___ SOURCE DATA ___
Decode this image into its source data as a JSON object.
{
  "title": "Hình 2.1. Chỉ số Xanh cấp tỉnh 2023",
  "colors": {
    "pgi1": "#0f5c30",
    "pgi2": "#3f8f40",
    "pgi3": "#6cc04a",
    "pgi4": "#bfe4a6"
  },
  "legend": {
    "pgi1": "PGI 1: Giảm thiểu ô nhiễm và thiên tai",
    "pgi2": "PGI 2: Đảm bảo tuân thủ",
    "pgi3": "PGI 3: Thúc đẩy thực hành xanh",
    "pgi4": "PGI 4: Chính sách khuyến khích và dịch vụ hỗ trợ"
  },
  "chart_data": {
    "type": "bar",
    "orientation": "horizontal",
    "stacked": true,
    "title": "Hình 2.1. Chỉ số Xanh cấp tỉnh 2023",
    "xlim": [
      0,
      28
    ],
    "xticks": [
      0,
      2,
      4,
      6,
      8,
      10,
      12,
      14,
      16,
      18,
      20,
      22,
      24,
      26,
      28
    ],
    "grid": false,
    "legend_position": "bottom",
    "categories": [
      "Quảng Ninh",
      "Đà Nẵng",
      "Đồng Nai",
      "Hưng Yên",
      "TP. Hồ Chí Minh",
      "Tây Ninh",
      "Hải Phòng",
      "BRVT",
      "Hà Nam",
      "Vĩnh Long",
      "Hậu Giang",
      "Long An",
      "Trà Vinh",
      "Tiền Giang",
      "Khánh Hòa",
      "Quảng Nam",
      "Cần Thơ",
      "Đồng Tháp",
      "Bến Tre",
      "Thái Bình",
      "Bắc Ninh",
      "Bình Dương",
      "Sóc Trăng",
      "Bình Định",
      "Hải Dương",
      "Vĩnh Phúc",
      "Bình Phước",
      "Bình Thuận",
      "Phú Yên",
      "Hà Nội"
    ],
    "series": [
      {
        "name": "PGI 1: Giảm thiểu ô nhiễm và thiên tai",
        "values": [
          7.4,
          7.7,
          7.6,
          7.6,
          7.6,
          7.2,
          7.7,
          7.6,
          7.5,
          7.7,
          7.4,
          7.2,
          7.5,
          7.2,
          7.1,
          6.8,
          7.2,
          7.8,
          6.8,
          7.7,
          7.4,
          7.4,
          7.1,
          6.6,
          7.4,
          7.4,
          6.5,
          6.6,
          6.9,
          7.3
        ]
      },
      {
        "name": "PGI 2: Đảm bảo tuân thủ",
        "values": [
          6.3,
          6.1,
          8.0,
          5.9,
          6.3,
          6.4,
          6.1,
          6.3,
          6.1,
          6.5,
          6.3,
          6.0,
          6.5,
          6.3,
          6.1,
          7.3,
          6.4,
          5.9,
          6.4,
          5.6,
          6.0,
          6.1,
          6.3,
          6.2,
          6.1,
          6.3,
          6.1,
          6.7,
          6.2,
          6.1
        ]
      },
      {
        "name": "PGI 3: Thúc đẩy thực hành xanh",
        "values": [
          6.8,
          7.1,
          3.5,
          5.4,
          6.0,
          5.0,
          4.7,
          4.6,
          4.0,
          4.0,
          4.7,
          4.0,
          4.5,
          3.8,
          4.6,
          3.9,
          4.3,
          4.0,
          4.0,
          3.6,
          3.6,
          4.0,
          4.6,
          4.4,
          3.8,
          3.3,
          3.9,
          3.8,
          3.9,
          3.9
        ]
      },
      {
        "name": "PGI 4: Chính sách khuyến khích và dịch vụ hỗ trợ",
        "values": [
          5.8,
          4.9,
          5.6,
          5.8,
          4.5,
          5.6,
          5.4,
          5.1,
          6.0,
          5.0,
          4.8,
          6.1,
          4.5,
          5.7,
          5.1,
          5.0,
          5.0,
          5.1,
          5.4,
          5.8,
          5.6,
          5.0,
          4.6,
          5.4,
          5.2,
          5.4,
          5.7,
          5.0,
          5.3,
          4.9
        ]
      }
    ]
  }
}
___
• SHORT PROBLEM: Copy out each line of the material that holds the word "thực".

• CORRECT RESPONSE:
    "pgi3": "PGI 3: Thúc đẩy thực hành xanh",
        "name": "PGI 3: Thúc đẩy thực hành xanh",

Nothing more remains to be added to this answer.